Below are some records; reproduce every one of them exactly.

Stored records
- - -
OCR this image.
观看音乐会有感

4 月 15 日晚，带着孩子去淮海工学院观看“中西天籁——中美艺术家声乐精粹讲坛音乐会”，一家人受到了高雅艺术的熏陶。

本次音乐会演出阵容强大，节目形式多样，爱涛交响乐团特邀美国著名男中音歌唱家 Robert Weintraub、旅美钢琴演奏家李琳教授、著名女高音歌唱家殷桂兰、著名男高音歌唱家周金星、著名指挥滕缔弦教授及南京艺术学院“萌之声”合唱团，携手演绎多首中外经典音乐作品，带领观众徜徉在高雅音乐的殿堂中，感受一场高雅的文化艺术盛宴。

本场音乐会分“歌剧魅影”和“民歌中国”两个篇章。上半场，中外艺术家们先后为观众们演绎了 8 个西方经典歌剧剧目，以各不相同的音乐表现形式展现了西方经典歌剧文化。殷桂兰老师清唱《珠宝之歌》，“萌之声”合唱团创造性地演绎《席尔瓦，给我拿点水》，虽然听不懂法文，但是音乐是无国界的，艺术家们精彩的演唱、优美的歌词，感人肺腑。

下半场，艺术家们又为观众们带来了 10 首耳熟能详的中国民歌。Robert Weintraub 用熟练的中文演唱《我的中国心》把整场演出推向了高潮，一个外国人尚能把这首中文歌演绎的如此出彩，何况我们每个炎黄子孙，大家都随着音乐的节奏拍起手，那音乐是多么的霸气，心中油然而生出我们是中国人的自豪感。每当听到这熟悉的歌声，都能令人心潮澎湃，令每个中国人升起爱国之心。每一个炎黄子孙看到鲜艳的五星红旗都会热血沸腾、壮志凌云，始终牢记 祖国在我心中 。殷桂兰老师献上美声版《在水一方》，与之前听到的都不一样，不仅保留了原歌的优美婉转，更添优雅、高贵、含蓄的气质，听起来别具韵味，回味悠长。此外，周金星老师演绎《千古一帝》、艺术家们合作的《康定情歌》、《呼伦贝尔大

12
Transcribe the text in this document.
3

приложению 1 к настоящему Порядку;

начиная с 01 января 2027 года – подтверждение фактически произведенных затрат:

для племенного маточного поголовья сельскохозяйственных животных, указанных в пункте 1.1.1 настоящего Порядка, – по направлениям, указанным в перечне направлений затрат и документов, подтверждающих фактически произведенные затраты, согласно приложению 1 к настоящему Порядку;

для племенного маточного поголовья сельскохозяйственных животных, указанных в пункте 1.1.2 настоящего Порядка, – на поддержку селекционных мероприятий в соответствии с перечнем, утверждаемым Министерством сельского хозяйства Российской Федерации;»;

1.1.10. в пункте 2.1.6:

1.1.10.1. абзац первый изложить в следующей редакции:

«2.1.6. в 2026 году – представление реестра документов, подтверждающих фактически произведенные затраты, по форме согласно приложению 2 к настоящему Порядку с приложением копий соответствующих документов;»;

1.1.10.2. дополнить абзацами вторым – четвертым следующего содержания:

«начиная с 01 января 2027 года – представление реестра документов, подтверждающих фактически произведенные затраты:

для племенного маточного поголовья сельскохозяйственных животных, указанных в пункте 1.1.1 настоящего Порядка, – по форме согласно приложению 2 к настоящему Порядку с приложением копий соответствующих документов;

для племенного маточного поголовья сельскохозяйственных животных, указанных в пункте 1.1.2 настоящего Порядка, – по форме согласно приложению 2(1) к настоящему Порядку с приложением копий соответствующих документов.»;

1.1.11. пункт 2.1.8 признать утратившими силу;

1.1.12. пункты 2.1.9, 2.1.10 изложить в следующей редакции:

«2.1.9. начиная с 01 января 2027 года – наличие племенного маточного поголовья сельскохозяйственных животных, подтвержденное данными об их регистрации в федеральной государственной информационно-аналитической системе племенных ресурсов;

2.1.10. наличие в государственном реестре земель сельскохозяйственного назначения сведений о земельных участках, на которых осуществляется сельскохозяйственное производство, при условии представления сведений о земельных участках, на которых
- - -
> [Expected answer]:
OCR this image.
观看音乐会有感

4 月 15 日晚，带着孩子去淮海工学院观看“中西天籁——中美艺术家声乐精粹讲坛音乐会”，一家人受到了高雅艺术的熏陶。

本次音乐会演出阵容强大，节目形式多样，爱涛交响乐团特邀美国著名男中音歌唱家 Robert Weintraub、旅美钢琴演奏家李琳教授、著名女高音歌唱家殷桂兰、著名男高音歌唱家周金星、著名指挥滕缔弦教授及南京艺术学院“萌之声”合唱团，携手演绎多首中外经典音乐作品，带领观众徜徉在高雅音乐的殿堂中，感受一场高雅的文化艺术盛宴。

本场音乐会分“歌剧魅影”和“民歌中国”两个篇章。上半场，中外艺术家们先后为观众们演绎了 8 个西方经典歌剧剧目，以各不相同的音乐表现形式展现了西方经典歌剧文化。殷桂兰老师清唱《珠宝之歌》，“萌之声”合唱团创造性地演绎《席尔瓦，给我拿点水》，虽然听不懂法文，但是音乐是无国界的，艺术家们精彩的演唱、优美的歌词，感人肺腑。

下半场，艺术家们又为观众们带来了 10 首耳熟能详的中国民歌。Robert Weintraub 用熟练的中文演唱《我的中国心》把整场演出推向了高潮，一个外国人尚能把这首中文歌演绎的如此出彩，何况我们每个炎黄子孙，大家都随着音乐的节奏拍起手，那音乐是多么的霸气，心中油然而生出我们是中国人的自豪感。每当听到这熟悉的歌声，都能令人心潮澎湃，令每个中国人升起爱国之心。每一个炎黄子孙看到鲜艳的五星红旗都会热血沸腾、壮志凌云，始终牢记 祖国在我心中 。殷桂兰老师献上美声版《在水一方》，与之前听到的都不一样，不仅保留了原歌的优美婉转，更添优雅、高贵、含蓄的气质，听起来别具韵味，回味悠长。此外，周金星老师演绎《千古一帝》、艺术家们合作的《康定情歌》、《呼伦贝尔大

12
Transcribe the text in this document.
3

приложению 1 к настоящему Порядку;

начиная с 01 января 2027 года – подтверждение фактически произведенных затрат:

для племенного маточного поголовья сельскохозяйственных животных, указанных в пункте 1.1.1 настоящего Порядка, – по направлениям, указанным в перечне направлений затрат и документов, подтверждающих фактически произведенные затраты, согласно приложению 1 к настоящему Порядку;

для племенного маточного поголовья сельскохозяйственных животных, указанных в пункте 1.1.2 настоящего Порядка, – на поддержку селекционных мероприятий в соответствии с перечнем, утверждаемым Министерством сельского хозяйства Российской Федерации;»;

1.1.10. в пункте 2.1.6:

1.1.10.1. абзац первый изложить в следующей редакции:

«2.1.6. в 2026 году – представление реестра документов, подтверждающих фактически произведенные затраты, по форме согласно приложению 2 к настоящему Порядку с приложением копий соответствующих документов;»;

1.1.10.2. дополнить абзацами вторым – четвертым следующего содержания:

«начиная с 01 января 2027 года – представление реестра документов, подтверждающих фактически произведенные затраты:

для племенного маточного поголовья сельскохозяйственных животных, указанных в пункте 1.1.1 настоящего Порядка, – по форме согласно приложению 2 к настоящему Порядку с приложением копий соответствующих документов;

для племенного маточного поголовья сельскохозяйственных животных, указанных в пункте 1.1.2 настоящего Порядка, – по форме согласно приложению 2(1) к настоящему Порядку с приложением копий соответствующих документов.»;

1.1.11. пункт 2.1.8 признать утратившими силу;

1.1.12. пункты 2.1.9, 2.1.10 изложить в следующей редакции:

«2.1.9. начиная с 01 января 2027 года – наличие племенного маточного поголовья сельскохозяйственных животных, подтвержденное данными об их регистрации в федеральной государственной информационно-аналитической системе племенных ресурсов;

2.1.10. наличие в государственном реестре земель сельскохозяйственного назначения сведений о земельных участках, на которых осуществляется сельскохозяйственное производство, при условии представления сведений о земельных участках, на которых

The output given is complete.